[Items listed in a dataset]
──────────────────────────────

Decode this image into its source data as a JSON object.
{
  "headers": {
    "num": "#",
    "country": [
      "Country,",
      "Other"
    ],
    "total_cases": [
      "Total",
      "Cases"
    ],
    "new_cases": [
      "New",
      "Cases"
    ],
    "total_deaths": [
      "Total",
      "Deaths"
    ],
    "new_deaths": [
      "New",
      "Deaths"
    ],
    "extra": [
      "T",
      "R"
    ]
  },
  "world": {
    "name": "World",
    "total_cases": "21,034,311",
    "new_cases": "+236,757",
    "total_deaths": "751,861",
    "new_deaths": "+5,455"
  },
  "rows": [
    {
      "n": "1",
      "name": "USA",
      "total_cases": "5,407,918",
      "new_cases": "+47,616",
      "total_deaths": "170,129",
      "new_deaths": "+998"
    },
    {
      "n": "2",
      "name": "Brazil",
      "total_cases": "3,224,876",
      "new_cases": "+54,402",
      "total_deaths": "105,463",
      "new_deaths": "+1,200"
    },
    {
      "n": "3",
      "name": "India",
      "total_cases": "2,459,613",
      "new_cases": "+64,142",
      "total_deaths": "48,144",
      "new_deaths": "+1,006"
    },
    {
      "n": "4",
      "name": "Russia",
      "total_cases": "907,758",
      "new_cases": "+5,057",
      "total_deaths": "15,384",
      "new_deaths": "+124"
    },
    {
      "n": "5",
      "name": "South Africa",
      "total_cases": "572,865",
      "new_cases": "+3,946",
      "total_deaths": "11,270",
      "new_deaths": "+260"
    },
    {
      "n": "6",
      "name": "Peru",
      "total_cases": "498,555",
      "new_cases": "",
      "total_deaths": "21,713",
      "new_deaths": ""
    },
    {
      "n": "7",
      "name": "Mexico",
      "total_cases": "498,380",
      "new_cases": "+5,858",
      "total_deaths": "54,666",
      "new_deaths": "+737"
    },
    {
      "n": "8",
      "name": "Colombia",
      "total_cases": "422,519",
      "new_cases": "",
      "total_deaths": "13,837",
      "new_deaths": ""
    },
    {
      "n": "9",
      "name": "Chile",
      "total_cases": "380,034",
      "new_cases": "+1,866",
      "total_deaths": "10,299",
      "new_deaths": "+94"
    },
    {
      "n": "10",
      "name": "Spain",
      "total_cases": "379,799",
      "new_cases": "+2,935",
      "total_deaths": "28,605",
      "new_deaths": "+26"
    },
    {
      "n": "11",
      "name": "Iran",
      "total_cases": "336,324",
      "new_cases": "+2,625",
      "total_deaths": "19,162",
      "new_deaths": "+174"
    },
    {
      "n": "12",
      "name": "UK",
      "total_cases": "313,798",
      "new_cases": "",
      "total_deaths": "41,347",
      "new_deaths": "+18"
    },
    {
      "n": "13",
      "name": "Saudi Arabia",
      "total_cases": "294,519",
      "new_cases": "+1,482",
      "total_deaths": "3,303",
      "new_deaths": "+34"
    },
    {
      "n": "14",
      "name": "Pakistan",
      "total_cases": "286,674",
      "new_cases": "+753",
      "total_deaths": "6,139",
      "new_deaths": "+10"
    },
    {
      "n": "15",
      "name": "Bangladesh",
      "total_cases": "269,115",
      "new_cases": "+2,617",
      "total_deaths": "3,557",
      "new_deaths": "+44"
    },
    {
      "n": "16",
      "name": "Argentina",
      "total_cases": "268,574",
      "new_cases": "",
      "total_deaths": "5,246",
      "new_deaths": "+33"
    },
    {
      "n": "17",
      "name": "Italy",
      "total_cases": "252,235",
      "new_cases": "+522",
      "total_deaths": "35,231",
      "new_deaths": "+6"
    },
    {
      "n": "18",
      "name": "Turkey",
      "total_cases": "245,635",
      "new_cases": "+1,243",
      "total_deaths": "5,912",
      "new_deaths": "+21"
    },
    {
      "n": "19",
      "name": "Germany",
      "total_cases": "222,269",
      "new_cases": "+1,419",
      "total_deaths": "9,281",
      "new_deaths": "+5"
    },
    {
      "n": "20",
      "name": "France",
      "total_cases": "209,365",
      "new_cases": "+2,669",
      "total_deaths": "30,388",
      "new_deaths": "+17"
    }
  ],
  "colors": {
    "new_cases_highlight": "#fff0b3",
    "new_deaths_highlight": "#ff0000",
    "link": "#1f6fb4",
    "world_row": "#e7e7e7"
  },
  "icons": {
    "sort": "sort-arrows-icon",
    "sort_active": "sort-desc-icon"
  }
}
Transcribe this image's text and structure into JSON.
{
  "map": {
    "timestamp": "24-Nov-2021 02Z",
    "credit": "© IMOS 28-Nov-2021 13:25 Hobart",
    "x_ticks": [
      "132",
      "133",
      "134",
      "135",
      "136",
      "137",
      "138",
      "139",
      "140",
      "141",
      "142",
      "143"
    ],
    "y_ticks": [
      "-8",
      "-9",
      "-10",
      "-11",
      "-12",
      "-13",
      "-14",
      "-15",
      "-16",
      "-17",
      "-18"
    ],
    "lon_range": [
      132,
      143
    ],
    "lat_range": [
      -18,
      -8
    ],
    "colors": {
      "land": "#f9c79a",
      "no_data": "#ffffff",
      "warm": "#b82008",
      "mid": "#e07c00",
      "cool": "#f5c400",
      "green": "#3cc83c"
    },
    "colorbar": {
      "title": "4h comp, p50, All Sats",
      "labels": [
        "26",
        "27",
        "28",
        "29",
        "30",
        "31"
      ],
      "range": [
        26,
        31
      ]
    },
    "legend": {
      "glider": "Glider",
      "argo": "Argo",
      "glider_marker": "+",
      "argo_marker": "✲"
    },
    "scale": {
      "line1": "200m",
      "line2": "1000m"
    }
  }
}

──────────────────────────────

Exercise description. Produce an exact copy of every entry above.

Exercise solution.
Decode this image into its source data as a JSON object.
{
  "headers": {
    "num": "#",
    "country": [
      "Country,",
      "Other"
    ],
    "total_cases": [
      "Total",
      "Cases"
    ],
    "new_cases": [
      "New",
      "Cases"
    ],
    "total_deaths": [
      "Total",
      "Deaths"
    ],
    "new_deaths": [
      "New",
      "Deaths"
    ],
    "extra": [
      "T",
      "R"
    ]
  },
  "world": {
    "name": "World",
    "total_cases": "21,034,311",
    "new_cases": "+236,757",
    "total_deaths": "751,861",
    "new_deaths": "+5,455"
  },
  "rows": [
    {
      "n": "1",
      "name": "USA",
      "total_cases": "5,407,918",
      "new_cases": "+47,616",
      "total_deaths": "170,129",
      "new_deaths": "+998"
    },
    {
      "n": "2",
      "name": "Brazil",
      "total_cases": "3,224,876",
      "new_cases": "+54,402",
      "total_deaths": "105,463",
      "new_deaths": "+1,200"
    },
    {
      "n": "3",
      "name": "India",
      "total_cases": "2,459,613",
      "new_cases": "+64,142",
      "total_deaths": "48,144",
      "new_deaths": "+1,006"
    },
    {
      "n": "4",
      "name": "Russia",
      "total_cases": "907,758",
      "new_cases": "+5,057",
      "total_deaths": "15,384",
      "new_deaths": "+124"
    },
    {
      "n": "5",
      "name": "South Africa",
      "total_cases": "572,865",
      "new_cases": "+3,946",
      "total_deaths": "11,270",
      "new_deaths": "+260"
    },
    {
      "n": "6",
      "name": "Peru",
      "total_cases": "498,555",
      "new_cases": "",
      "total_deaths": "21,713",
      "new_deaths": ""
    },
    {
      "n": "7",
      "name": "Mexico",
      "total_cases": "498,380",
      "new_cases": "+5,858",
      "total_deaths": "54,666",
      "new_deaths": "+737"
    },
    {
      "n": "8",
      "name": "Colombia",
      "total_cases": "422,519",
      "new_cases": "",
      "total_deaths": "13,837",
      "new_deaths": ""
    },
    {
      "n": "9",
      "name": "Chile",
      "total_cases": "380,034",
      "new_cases": "+1,866",
      "total_deaths": "10,299",
      "new_deaths": "+94"
    },
    {
      "n": "10",
      "name": "Spain",
      "total_cases": "379,799",
      "new_cases": "+2,935",
      "total_deaths": "28,605",
      "new_deaths": "+26"
    },
    {
      "n": "11",
      "name": "Iran",
      "total_cases": "336,324",
      "new_cases": "+2,625",
      "total_deaths": "19,162",
      "new_deaths": "+174"
    },
    {
      "n": "12",
      "name": "UK",
      "total_cases": "313,798",
      "new_cases": "",
      "total_deaths": "41,347",
      "new_deaths": "+18"
    },
    {
      "n": "13",
      "name": "Saudi Arabia",
      "total_cases": "294,519",
      "new_cases": "+1,482",
      "total_deaths": "3,303",
      "new_deaths": "+34"
    },
    {
      "n": "14",
      "name": "Pakistan",
      "total_cases": "286,674",
      "new_cases": "+753",
      "total_deaths": "6,139",
      "new_deaths": "+10"
    },
    {
      "n": "15",
      "name": "Bangladesh",
      "total_cases": "269,115",
      "new_cases": "+2,617",
      "total_deaths": "3,557",
      "new_deaths": "+44"
    },
    {
      "n": "16",
      "name": "Argentina",
      "total_cases": "268,574",
      "new_cases": "",
      "total_deaths": "5,246",
      "new_deaths": "+33"
    },
    {
      "n": "17",
      "name": "Italy",
      "total_cases": "252,235",
      "new_cases": "+522",
      "total_deaths": "35,231",
      "new_deaths": "+6"
    },
    {
      "n": "18",
      "name": "Turkey",
      "total_cases": "245,635",
      "new_cases": "+1,243",
      "total_deaths": "5,912",
      "new_deaths": "+21"
    },
    {
      "n": "19",
      "name": "Germany",
      "total_cases": "222,269",
      "new_cases": "+1,419",
      "total_deaths": "9,281",
      "new_deaths": "+5"
    },
    {
      "n": "20",
      "name": "France",
      "total_cases": "209,365",
      "new_cases": "+2,669",
      "total_deaths": "30,388",
      "new_deaths": "+17"
    }
  ],
  "colors": {
    "new_cases_highlight": "#fff0b3",
    "new_deaths_highlight": "#ff0000",
    "link": "#1f6fb4",
    "world_row": "#e7e7e7"
  },
  "icons": {
    "sort": "sort-arrows-icon",
    "sort_active": "sort-desc-icon"
  }
}
Transcribe this image's text and structure into JSON.
{
  "map": {
    "timestamp": "24-Nov-2021 02Z",
    "credit": "© IMOS 28-Nov-2021 13:25 Hobart",
    "x_ticks": [
      "132",
      "133",
      "134",
      "135",
      "136",
      "137",
      "138",
      "139",
      "140",
      "141",
      "142",
      "143"
    ],
    "y_ticks": [
      "-8",
      "-9",
      "-10",
      "-11",
      "-12",
      "-13",
      "-14",
      "-15",
      "-16",
      "-17",
      "-18"
    ],
    "lon_range": [
      132,
      143
    ],
    "lat_range": [
      -18,
      -8
    ],
    "colors": {
      "land": "#f9c79a",
      "no_data": "#ffffff",
      "warm": "#b82008",
      "mid": "#e07c00",
      "cool": "#f5c400",
      "green": "#3cc83c"
    },
    "colorbar": {
      "title": "4h comp, p50, All Sats",
      "labels": [
        "26",
        "27",
        "28",
        "29",
        "30",
        "31"
      ],
      "range": [
        26,
        31
      ]
    },
    "legend": {
      "glider": "Glider",
      "argo": "Argo",
      "glider_marker": "+",
      "argo_marker": "✲"
    },
    "scale": {
      "line1": "200m",
      "line2": "1000m"
    }
  }
}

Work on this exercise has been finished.